In the entries below, find every line with "user" and copy it.
--------------------------------------------------
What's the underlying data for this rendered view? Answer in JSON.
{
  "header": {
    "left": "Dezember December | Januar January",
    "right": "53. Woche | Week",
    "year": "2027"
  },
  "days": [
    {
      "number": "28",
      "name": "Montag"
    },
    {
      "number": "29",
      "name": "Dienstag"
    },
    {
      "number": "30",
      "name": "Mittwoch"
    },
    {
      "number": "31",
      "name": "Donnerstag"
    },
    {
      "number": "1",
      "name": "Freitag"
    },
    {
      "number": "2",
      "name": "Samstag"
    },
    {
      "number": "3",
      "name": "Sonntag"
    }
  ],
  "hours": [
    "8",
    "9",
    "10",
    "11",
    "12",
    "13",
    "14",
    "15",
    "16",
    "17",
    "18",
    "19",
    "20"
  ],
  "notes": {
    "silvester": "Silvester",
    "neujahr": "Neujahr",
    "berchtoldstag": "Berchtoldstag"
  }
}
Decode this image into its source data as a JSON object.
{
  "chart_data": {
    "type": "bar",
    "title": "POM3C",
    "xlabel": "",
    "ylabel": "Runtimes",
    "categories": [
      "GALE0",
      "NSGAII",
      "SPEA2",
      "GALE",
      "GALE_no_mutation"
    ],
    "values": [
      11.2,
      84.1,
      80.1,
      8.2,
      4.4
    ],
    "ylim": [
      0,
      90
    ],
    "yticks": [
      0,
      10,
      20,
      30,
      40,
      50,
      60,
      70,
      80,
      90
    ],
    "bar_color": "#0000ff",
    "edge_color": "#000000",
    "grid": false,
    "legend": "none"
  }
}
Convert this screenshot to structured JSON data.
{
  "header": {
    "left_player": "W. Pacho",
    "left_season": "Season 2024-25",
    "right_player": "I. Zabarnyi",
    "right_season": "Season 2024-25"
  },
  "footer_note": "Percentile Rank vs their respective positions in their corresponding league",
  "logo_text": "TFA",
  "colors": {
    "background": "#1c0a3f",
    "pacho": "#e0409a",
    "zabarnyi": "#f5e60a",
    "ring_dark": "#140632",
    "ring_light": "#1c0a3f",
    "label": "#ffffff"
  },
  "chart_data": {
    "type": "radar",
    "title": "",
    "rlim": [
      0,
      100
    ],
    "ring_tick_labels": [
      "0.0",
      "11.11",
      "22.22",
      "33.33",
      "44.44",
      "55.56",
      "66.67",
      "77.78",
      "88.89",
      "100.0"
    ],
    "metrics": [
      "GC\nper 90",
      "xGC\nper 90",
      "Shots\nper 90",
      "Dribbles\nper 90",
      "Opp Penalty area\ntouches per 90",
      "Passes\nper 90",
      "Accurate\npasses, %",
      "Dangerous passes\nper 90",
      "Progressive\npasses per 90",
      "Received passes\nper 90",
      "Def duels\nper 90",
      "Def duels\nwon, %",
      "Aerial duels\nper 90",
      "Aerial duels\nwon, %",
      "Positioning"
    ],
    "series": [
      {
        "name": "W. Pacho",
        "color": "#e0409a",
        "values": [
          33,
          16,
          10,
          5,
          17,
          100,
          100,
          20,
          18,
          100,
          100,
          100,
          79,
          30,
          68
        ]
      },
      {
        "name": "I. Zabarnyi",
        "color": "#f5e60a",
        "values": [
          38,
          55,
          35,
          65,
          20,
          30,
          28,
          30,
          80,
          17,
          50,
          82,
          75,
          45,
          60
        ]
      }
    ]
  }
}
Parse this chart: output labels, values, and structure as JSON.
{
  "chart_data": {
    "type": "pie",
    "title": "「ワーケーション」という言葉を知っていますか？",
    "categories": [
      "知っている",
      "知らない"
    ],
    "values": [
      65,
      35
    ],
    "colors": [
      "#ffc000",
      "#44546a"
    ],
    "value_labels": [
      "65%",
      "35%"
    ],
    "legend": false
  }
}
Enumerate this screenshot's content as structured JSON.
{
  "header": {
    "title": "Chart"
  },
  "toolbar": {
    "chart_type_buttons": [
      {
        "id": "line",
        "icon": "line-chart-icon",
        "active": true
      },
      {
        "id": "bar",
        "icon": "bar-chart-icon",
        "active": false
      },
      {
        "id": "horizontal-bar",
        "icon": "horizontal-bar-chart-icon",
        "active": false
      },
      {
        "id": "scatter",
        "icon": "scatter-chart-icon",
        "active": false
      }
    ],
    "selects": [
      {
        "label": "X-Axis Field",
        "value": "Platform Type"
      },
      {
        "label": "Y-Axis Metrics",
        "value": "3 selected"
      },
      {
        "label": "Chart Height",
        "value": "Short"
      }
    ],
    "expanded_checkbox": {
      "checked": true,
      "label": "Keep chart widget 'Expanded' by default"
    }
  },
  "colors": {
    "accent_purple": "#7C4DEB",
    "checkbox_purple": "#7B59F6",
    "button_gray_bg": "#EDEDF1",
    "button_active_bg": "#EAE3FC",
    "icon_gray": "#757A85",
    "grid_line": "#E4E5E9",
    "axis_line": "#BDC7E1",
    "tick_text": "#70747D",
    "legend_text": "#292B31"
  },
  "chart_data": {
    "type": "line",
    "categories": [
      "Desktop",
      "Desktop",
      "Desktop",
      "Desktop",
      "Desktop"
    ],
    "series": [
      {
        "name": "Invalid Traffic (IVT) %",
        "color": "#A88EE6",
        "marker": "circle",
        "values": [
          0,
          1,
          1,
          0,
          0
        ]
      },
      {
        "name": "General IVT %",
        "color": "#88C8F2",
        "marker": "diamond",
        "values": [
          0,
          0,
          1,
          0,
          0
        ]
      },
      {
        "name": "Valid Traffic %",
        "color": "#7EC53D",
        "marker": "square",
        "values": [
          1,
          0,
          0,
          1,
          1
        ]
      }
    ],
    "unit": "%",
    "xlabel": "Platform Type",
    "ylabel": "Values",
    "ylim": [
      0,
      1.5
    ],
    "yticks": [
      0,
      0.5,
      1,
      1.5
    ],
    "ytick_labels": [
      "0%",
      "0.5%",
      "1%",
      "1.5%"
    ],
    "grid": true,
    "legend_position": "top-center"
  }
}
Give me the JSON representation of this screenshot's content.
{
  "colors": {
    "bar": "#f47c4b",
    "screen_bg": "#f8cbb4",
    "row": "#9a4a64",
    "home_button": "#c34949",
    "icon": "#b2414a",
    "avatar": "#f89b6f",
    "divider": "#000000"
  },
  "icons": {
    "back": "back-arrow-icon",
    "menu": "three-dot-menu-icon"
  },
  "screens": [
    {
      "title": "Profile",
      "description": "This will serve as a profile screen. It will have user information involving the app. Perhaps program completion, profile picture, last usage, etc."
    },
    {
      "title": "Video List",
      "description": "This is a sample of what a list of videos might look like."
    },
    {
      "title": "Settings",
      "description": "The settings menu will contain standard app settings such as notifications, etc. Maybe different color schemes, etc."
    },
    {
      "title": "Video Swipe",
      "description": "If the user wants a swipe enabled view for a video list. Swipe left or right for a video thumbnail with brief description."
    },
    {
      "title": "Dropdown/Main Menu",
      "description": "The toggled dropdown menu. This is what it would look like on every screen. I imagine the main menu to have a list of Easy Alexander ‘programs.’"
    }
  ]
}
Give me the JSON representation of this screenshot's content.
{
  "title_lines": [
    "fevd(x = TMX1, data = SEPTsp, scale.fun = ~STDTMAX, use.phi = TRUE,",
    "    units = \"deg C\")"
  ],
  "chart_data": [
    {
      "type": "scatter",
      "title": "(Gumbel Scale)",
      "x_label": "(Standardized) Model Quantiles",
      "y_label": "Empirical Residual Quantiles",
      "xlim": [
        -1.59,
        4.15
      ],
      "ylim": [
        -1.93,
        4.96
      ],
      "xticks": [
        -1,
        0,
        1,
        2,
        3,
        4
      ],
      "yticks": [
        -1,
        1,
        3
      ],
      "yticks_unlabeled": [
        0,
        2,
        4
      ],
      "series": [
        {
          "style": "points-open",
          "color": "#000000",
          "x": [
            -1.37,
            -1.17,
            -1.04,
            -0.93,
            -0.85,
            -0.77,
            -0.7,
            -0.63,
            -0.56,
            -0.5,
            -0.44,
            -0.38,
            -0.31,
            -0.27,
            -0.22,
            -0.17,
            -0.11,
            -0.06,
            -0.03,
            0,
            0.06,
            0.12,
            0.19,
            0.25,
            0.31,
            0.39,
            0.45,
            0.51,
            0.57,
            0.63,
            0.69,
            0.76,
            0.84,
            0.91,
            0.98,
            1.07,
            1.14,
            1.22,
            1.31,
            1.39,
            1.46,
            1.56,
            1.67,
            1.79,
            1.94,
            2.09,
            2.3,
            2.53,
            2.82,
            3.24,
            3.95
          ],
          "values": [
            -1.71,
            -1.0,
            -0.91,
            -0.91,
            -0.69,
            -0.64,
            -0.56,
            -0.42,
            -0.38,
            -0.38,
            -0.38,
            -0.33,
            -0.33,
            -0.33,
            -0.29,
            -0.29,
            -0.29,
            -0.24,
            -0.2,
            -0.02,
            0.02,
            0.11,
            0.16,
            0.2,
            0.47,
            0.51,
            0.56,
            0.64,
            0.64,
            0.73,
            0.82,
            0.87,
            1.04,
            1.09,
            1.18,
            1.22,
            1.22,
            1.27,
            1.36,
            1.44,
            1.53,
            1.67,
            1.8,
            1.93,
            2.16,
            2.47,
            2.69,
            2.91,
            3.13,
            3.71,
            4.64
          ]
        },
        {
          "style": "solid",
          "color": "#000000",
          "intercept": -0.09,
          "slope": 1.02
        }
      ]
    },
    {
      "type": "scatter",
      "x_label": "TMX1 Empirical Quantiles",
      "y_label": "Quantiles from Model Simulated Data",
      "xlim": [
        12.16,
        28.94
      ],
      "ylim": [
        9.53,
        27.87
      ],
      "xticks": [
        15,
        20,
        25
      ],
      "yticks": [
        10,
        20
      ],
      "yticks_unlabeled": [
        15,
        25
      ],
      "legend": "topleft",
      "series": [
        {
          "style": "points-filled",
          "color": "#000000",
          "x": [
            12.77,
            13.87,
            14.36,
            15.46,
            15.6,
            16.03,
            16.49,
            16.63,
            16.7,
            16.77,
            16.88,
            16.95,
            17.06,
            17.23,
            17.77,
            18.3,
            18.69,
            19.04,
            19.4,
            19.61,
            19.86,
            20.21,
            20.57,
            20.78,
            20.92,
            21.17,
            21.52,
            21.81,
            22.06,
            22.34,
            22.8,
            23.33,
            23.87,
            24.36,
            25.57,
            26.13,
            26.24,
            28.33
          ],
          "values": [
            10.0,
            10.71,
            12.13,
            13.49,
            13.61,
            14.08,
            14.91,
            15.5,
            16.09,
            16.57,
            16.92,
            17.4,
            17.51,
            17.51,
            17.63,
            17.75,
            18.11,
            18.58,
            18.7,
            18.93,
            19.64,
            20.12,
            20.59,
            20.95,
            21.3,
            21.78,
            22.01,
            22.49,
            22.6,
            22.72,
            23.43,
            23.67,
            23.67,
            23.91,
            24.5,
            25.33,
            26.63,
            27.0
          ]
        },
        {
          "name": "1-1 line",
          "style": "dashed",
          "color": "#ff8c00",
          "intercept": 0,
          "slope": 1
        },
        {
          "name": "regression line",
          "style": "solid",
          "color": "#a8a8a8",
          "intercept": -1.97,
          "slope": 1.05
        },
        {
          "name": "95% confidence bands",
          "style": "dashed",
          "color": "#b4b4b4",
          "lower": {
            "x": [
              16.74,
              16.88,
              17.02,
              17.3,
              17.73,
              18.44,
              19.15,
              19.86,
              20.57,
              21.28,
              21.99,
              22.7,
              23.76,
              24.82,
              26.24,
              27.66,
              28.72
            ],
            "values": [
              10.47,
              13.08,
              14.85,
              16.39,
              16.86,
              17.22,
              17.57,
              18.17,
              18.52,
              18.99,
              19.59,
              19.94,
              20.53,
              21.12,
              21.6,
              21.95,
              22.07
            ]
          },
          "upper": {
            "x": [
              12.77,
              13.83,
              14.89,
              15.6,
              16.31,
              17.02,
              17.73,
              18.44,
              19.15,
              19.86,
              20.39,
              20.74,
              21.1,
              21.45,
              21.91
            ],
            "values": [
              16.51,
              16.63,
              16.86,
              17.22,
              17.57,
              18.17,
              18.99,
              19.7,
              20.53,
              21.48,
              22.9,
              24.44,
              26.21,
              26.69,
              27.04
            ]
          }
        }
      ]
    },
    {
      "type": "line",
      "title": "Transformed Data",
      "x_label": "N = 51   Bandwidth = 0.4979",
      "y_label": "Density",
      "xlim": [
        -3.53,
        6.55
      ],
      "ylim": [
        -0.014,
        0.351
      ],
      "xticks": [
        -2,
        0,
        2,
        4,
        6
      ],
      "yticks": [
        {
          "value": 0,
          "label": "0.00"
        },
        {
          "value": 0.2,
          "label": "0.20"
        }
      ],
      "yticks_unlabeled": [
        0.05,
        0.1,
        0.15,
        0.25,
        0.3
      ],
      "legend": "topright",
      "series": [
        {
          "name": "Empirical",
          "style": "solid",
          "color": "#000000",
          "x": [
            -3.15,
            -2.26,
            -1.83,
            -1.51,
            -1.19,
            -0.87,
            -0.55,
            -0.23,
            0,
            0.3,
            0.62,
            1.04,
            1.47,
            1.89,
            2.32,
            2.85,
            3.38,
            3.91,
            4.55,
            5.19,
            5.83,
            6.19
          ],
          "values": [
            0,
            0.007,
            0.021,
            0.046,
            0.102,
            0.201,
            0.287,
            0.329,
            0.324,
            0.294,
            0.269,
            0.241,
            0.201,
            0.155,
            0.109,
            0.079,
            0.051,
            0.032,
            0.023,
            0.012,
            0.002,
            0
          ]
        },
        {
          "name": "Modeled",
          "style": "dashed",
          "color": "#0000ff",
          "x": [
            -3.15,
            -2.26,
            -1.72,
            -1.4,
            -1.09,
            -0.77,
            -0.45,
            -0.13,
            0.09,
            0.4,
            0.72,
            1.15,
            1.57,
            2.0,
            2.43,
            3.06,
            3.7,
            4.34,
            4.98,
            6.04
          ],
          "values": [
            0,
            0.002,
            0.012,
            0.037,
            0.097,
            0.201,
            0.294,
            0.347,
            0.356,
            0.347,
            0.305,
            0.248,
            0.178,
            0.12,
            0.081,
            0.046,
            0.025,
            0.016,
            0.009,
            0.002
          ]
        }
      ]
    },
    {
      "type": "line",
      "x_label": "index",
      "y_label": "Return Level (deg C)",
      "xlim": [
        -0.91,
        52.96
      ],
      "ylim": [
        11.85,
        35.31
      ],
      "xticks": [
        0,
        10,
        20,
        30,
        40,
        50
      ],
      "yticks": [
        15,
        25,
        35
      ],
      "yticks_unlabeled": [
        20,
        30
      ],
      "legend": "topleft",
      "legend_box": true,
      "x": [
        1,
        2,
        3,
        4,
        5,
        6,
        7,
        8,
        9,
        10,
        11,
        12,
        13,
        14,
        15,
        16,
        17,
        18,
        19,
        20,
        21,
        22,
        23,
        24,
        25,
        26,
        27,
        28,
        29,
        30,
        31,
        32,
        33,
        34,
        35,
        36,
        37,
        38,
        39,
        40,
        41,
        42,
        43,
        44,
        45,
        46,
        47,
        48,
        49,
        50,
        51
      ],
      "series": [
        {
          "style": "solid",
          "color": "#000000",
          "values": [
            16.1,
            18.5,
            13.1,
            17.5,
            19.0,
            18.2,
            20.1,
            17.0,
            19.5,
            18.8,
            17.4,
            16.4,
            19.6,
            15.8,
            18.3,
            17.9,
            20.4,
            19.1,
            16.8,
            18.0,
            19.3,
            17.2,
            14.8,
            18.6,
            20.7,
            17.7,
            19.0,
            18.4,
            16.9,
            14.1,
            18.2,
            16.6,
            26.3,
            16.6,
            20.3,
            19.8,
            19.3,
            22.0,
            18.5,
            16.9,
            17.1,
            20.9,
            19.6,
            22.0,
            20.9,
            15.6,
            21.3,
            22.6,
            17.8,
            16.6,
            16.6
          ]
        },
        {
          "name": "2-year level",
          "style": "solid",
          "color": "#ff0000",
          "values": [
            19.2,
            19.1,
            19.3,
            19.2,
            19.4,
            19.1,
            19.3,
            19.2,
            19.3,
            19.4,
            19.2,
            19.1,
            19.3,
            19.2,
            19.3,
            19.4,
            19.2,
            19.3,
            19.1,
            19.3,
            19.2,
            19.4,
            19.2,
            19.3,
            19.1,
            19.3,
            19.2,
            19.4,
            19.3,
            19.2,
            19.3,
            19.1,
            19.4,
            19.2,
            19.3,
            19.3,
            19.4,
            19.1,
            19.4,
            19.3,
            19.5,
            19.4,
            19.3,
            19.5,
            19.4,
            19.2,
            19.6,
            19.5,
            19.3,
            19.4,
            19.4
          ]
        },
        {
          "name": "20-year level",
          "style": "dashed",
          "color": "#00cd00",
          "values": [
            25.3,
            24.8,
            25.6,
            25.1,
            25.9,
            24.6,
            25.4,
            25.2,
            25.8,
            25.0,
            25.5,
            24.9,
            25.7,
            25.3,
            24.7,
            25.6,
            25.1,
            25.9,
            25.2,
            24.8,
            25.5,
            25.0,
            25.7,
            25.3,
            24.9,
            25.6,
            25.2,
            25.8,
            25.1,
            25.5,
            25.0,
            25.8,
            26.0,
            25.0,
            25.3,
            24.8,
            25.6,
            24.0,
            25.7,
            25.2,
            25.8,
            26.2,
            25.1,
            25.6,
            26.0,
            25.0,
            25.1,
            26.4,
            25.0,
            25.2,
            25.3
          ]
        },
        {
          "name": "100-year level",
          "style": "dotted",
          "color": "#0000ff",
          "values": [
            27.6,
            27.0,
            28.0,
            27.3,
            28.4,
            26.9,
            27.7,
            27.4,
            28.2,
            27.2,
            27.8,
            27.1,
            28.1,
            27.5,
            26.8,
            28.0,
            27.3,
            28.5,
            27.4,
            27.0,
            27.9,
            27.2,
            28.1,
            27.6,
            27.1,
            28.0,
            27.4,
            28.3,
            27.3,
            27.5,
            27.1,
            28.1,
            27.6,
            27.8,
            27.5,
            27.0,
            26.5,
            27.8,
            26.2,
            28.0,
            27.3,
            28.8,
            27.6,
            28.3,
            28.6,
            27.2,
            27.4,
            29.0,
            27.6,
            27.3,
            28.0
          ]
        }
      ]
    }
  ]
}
--------------------------------------------------
EXERCISE RESULT:
      "description": "This will serve as a profile screen. It will have user information involving the app. Perhaps program completion, profile picture, last usage, etc."
      "description": "If the user wants a swipe enabled view for a video list. Swipe left or right for a video thumbnail with brief description."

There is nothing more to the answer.